Records about charts and figures
[START]

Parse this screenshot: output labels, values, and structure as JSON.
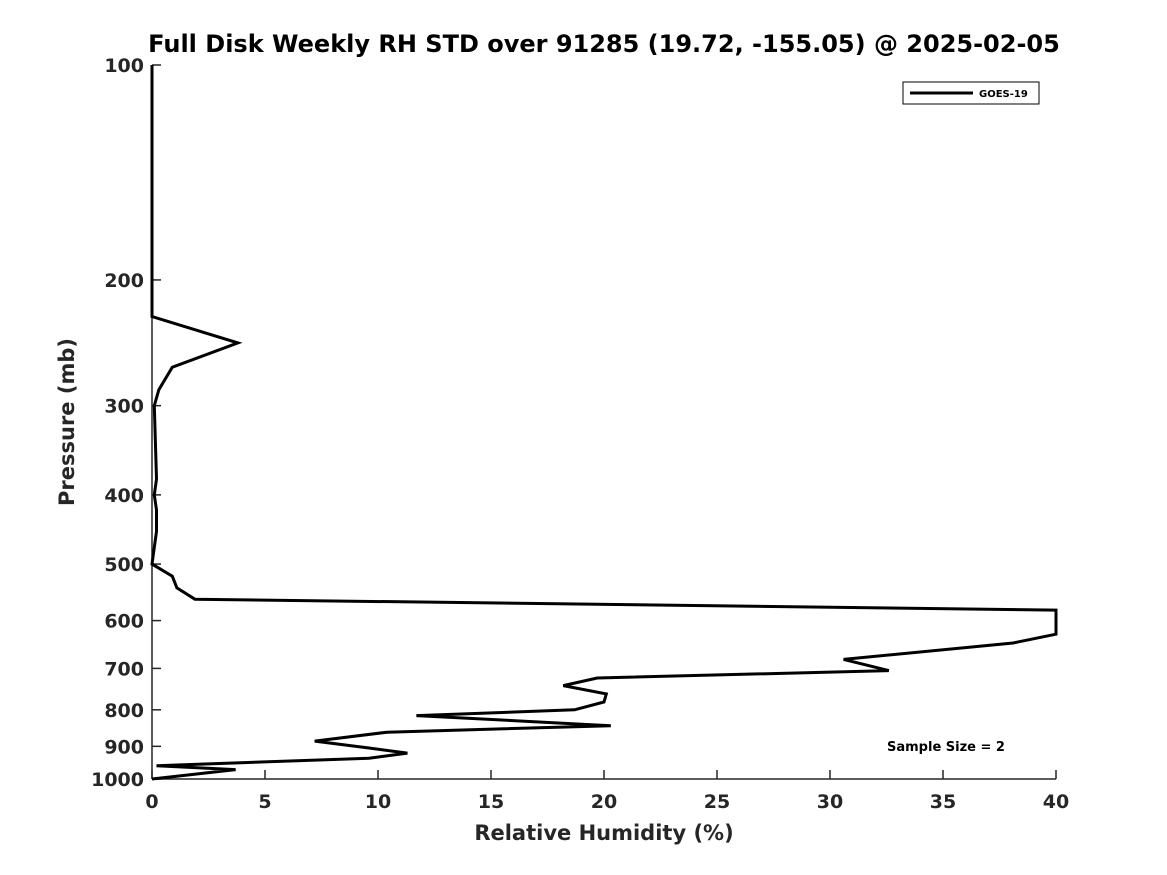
{
  "chart_data": {
    "type": "line",
    "title": "Full Disk Weekly RH STD over 91285 (19.72, -155.05) @ 2025-02-05",
    "xlabel": "Relative Humidity (%)",
    "ylabel": "Pressure (mb)",
    "xlim": [
      0,
      40
    ],
    "ylim": [
      100,
      1000
    ],
    "y_scale": "log",
    "y_reversed": true,
    "grid": false,
    "legend_position": "top-right",
    "x_ticks": [
      0,
      5,
      10,
      15,
      20,
      25,
      30,
      35,
      40
    ],
    "x_tick_labels": [
      "0",
      "5",
      "10",
      "15",
      "20",
      "25",
      "30",
      "35",
      "40"
    ],
    "y_ticks": [
      100,
      200,
      300,
      400,
      500,
      600,
      700,
      800,
      900,
      1000
    ],
    "y_tick_labels": [
      "100",
      "200",
      "300",
      "400",
      "500",
      "600",
      "700",
      "800",
      "900",
      "1000"
    ],
    "series": [
      {
        "name": "GOES-19",
        "color": "#000000",
        "x": [
          0,
          0,
          0,
          3.8,
          0.9,
          0.3,
          0.1,
          0.2,
          0.1,
          0.2,
          0.2,
          0.0,
          0.9,
          1.1,
          1.9,
          40,
          40,
          38.1,
          30.6,
          32.6,
          19.7,
          18.2,
          20.1,
          20.0,
          18.7,
          11.7,
          20.3,
          10.4,
          7.2,
          9.6,
          11.3,
          9.6,
          0.2,
          3.7,
          0.0
        ],
        "y": [
          100,
          200,
          225,
          245,
          265,
          285,
          300,
          380,
          400,
          420,
          450,
          500,
          520,
          540,
          560,
          580,
          627,
          645,
          680,
          705,
          722,
          740,
          760,
          780,
          800,
          815,
          842,
          860,
          885,
          905,
          920,
          935,
          958,
          970,
          1000
        ]
      }
    ],
    "legend": [
      "GOES-19"
    ],
    "annotations": [
      "Sample Size = 2"
    ]
  }
}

[END]

- _PROBLEM DETAILS_: Quote the entries above word for word. Leave the images out.

- _SOLUTION FOR THIS TASK_:
Parse this screenshot: output labels, values, and structure as JSON.
{
  "chart_data": {
    "type": "line",
    "title": "Full Disk Weekly RH STD over 91285 (19.72, -155.05) @ 2025-02-05",
    "xlabel": "Relative Humidity (%)",
    "ylabel": "Pressure (mb)",
    "xlim": [
      0,
      40
    ],
    "ylim": [
      100,
      1000
    ],
    "y_scale": "log",
    "y_reversed": true,
    "grid": false,
    "legend_position": "top-right",
    "x_ticks": [
      0,
      5,
      10,
      15,
      20,
      25,
      30,
      35,
      40
    ],
    "x_tick_labels": [
      "0",
      "5",
      "10",
      "15",
      "20",
      "25",
      "30",
      "35",
      "40"
    ],
    "y_ticks": [
      100,
      200,
      300,
      400,
      500,
      600,
      700,
      800,
      900,
      1000
    ],
    "y_tick_labels": [
      "100",
      "200",
      "300",
      "400",
      "500",
      "600",
      "700",
      "800",
      "900",
      "1000"
    ],
    "series": [
      {
        "name": "GOES-19",
        "color": "#000000",
        "x": [
          0,
          0,
          0,
          3.8,
          0.9,
          0.3,
          0.1,
          0.2,
          0.1,
          0.2,
          0.2,
          0.0,
          0.9,
          1.1,
          1.9,
          40,
          40,
          38.1,
          30.6,
          32.6,
          19.7,
          18.2,
          20.1,
          20.0,
          18.7,
          11.7,
          20.3,
          10.4,
          7.2,
          9.6,
          11.3,
          9.6,
          0.2,
          3.7,
          0.0
        ],
        "y": [
          100,
          200,
          225,
          245,
          265,
          285,
          300,
          380,
          400,
          420,
          450,
          500,
          520,
          540,
          560,
          580,
          627,
          645,
          680,
          705,
          722,
          740,
          760,
          780,
          800,
          815,
          842,
          860,
          885,
          905,
          920,
          935,
          958,
          970,
          1000
        ]
      }
    ],
    "legend": [
      "GOES-19"
    ],
    "annotations": [
      "Sample Size = 2"
    ]
  }
}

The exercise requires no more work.